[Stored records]

========

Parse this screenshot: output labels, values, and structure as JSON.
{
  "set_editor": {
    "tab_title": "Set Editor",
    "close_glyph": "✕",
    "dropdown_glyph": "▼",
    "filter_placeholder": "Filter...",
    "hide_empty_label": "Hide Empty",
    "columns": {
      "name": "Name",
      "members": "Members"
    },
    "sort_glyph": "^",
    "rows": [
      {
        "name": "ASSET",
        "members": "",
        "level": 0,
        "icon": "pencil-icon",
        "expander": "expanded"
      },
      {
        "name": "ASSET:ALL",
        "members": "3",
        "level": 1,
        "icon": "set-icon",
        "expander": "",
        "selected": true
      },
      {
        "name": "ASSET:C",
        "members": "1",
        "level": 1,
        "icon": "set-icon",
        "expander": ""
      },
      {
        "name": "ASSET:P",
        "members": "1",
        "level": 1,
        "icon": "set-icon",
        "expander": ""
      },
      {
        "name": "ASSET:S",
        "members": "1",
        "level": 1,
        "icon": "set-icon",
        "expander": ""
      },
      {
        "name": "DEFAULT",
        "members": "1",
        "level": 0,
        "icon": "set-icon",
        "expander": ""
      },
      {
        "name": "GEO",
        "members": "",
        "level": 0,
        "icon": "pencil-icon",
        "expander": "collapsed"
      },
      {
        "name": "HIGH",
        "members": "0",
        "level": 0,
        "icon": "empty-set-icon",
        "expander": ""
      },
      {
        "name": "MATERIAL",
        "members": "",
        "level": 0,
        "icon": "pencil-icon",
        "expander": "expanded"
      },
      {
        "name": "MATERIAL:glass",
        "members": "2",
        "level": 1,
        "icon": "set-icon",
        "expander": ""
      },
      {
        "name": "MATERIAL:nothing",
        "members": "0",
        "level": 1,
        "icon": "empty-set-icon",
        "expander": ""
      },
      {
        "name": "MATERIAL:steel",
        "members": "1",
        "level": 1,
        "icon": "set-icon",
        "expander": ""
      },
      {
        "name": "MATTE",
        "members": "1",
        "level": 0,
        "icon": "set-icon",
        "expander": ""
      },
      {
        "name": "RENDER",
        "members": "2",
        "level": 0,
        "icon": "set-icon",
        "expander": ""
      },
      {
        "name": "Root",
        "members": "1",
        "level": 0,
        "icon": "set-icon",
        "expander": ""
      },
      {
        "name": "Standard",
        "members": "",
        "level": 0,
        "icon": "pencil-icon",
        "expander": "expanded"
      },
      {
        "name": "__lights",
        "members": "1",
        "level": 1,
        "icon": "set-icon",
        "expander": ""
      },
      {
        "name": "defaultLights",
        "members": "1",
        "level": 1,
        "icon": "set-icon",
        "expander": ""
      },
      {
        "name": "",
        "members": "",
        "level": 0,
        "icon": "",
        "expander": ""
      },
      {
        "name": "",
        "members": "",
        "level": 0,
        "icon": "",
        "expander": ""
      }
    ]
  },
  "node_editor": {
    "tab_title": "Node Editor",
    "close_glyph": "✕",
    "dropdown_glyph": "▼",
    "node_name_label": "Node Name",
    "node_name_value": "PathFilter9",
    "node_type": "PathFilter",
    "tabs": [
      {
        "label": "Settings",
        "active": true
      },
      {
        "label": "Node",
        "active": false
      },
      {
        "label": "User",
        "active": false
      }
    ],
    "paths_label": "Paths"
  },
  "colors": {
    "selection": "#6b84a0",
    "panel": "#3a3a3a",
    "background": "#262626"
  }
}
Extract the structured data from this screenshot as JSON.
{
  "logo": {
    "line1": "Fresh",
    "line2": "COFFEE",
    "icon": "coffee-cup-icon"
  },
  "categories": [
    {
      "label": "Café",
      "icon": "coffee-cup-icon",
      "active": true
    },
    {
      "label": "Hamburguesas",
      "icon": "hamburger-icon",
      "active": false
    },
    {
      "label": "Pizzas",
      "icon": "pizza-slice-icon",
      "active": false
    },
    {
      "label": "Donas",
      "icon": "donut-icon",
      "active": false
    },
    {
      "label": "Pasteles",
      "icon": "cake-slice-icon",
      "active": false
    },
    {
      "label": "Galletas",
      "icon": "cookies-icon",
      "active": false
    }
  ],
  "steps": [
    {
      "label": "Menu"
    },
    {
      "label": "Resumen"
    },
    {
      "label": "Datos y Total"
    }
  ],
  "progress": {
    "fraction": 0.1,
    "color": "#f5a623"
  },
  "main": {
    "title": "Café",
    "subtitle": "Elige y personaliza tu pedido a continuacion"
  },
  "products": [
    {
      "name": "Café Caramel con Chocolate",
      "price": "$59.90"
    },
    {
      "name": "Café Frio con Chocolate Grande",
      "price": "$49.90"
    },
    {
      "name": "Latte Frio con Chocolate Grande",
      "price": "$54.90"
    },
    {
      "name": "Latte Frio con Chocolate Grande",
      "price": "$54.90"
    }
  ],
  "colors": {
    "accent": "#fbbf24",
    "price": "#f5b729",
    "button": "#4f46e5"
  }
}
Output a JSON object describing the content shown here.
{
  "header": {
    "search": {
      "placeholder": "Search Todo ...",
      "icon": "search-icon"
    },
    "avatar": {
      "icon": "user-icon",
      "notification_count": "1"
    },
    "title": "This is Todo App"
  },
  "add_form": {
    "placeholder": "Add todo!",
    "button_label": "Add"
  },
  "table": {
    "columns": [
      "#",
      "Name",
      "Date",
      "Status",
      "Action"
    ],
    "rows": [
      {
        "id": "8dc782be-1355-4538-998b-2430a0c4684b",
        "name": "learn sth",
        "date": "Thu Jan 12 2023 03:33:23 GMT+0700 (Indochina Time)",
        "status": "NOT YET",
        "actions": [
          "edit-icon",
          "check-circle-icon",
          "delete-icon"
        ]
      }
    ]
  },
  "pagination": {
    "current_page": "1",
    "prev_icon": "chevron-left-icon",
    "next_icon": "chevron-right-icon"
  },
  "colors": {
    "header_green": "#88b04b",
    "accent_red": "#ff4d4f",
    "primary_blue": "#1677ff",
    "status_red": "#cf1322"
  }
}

========

*Request*: Repeat the records above exactly as they appear.

*Solution to this task*:
Parse this screenshot: output labels, values, and structure as JSON.
{
  "set_editor": {
    "tab_title": "Set Editor",
    "close_glyph": "✕",
    "dropdown_glyph": "▼",
    "filter_placeholder": "Filter...",
    "hide_empty_label": "Hide Empty",
    "columns": {
      "name": "Name",
      "members": "Members"
    },
    "sort_glyph": "^",
    "rows": [
      {
        "name": "ASSET",
        "members": "",
        "level": 0,
        "icon": "pencil-icon",
        "expander": "expanded"
      },
      {
        "name": "ASSET:ALL",
        "members": "3",
        "level": 1,
        "icon": "set-icon",
        "expander": "",
        "selected": true
      },
      {
        "name": "ASSET:C",
        "members": "1",
        "level": 1,
        "icon": "set-icon",
        "expander": ""
      },
      {
        "name": "ASSET:P",
        "members": "1",
        "level": 1,
        "icon": "set-icon",
        "expander": ""
      },
      {
        "name": "ASSET:S",
        "members": "1",
        "level": 1,
        "icon": "set-icon",
        "expander": ""
      },
      {
        "name": "DEFAULT",
        "members": "1",
        "level": 0,
        "icon": "set-icon",
        "expander": ""
      },
      {
        "name": "GEO",
        "members": "",
        "level": 0,
        "icon": "pencil-icon",
        "expander": "collapsed"
      },
      {
        "name": "HIGH",
        "members": "0",
        "level": 0,
        "icon": "empty-set-icon",
        "expander": ""
      },
      {
        "name": "MATERIAL",
        "members": "",
        "level": 0,
        "icon": "pencil-icon",
        "expander": "expanded"
      },
      {
        "name": "MATERIAL:glass",
        "members": "2",
        "level": 1,
        "icon": "set-icon",
        "expander": ""
      },
      {
        "name": "MATERIAL:nothing",
        "members": "0",
        "level": 1,
        "icon": "empty-set-icon",
        "expander": ""
      },
      {
        "name": "MATERIAL:steel",
        "members": "1",
        "level": 1,
        "icon": "set-icon",
        "expander": ""
      },
      {
        "name": "MATTE",
        "members": "1",
        "level": 0,
        "icon": "set-icon",
        "expander": ""
      },
      {
        "name": "RENDER",
        "members": "2",
        "level": 0,
        "icon": "set-icon",
        "expander": ""
      },
      {
        "name": "Root",
        "members": "1",
        "level": 0,
        "icon": "set-icon",
        "expander": ""
      },
      {
        "name": "Standard",
        "members": "",
        "level": 0,
        "icon": "pencil-icon",
        "expander": "expanded"
      },
      {
        "name": "__lights",
        "members": "1",
        "level": 1,
        "icon": "set-icon",
        "expander": ""
      },
      {
        "name": "defaultLights",
        "members": "1",
        "level": 1,
        "icon": "set-icon",
        "expander": ""
      },
      {
        "name": "",
        "members": "",
        "level": 0,
        "icon": "",
        "expander": ""
      },
      {
        "name": "",
        "members": "",
        "level": 0,
        "icon": "",
        "expander": ""
      }
    ]
  },
  "node_editor": {
    "tab_title": "Node Editor",
    "close_glyph": "✕",
    "dropdown_glyph": "▼",
    "node_name_label": "Node Name",
    "node_name_value": "PathFilter9",
    "node_type": "PathFilter",
    "tabs": [
      {
        "label": "Settings",
        "active": true
      },
      {
        "label": "Node",
        "active": false
      },
      {
        "label": "User",
        "active": false
      }
    ],
    "paths_label": "Paths"
  },
  "colors": {
    "selection": "#6b84a0",
    "panel": "#3a3a3a",
    "background": "#262626"
  }
}
Extract the structured data from this screenshot as JSON.
{
  "logo": {
    "line1": "Fresh",
    "line2": "COFFEE",
    "icon": "coffee-cup-icon"
  },
  "categories": [
    {
      "label": "Café",
      "icon": "coffee-cup-icon",
      "active": true
    },
    {
      "label": "Hamburguesas",
      "icon": "hamburger-icon",
      "active": false
    },
    {
      "label": "Pizzas",
      "icon": "pizza-slice-icon",
      "active": false
    },
    {
      "label": "Donas",
      "icon": "donut-icon",
      "active": false
    },
    {
      "label": "Pasteles",
      "icon": "cake-slice-icon",
      "active": false
    },
    {
      "label": "Galletas",
      "icon": "cookies-icon",
      "active": false
    }
  ],
  "steps": [
    {
      "label": "Menu"
    },
    {
      "label": "Resumen"
    },
    {
      "label": "Datos y Total"
    }
  ],
  "progress": {
    "fraction": 0.1,
    "color": "#f5a623"
  },
  "main": {
    "title": "Café",
    "subtitle": "Elige y personaliza tu pedido a continuacion"
  },
  "products": [
    {
      "name": "Café Caramel con Chocolate",
      "price": "$59.90"
    },
    {
      "name": "Café Frio con Chocolate Grande",
      "price": "$49.90"
    },
    {
      "name": "Latte Frio con Chocolate Grande",
      "price": "$54.90"
    },
    {
      "name": "Latte Frio con Chocolate Grande",
      "price": "$54.90"
    }
  ],
  "colors": {
    "accent": "#fbbf24",
    "price": "#f5b729",
    "button": "#4f46e5"
  }
}
Output a JSON object describing the content shown here.
{
  "header": {
    "search": {
      "placeholder": "Search Todo ...",
      "icon": "search-icon"
    },
    "avatar": {
      "icon": "user-icon",
      "notification_count": "1"
    },
    "title": "This is Todo App"
  },
  "add_form": {
    "placeholder": "Add todo!",
    "button_label": "Add"
  },
  "table": {
    "columns": [
      "#",
      "Name",
      "Date",
      "Status",
      "Action"
    ],
    "rows": [
      {
        "id": "8dc782be-1355-4538-998b-2430a0c4684b",
        "name": "learn sth",
        "date": "Thu Jan 12 2023 03:33:23 GMT+0700 (Indochina Time)",
        "status": "NOT YET",
        "actions": [
          "edit-icon",
          "check-circle-icon",
          "delete-icon"
        ]
      }
    ]
  },
  "pagination": {
    "current_page": "1",
    "prev_icon": "chevron-left-icon",
    "next_icon": "chevron-right-icon"
  },
  "colors": {
    "header_green": "#88b04b",
    "accent_red": "#ff4d4f",
    "primary_blue": "#1677ff",
    "status_red": "#cf1322"
  }
}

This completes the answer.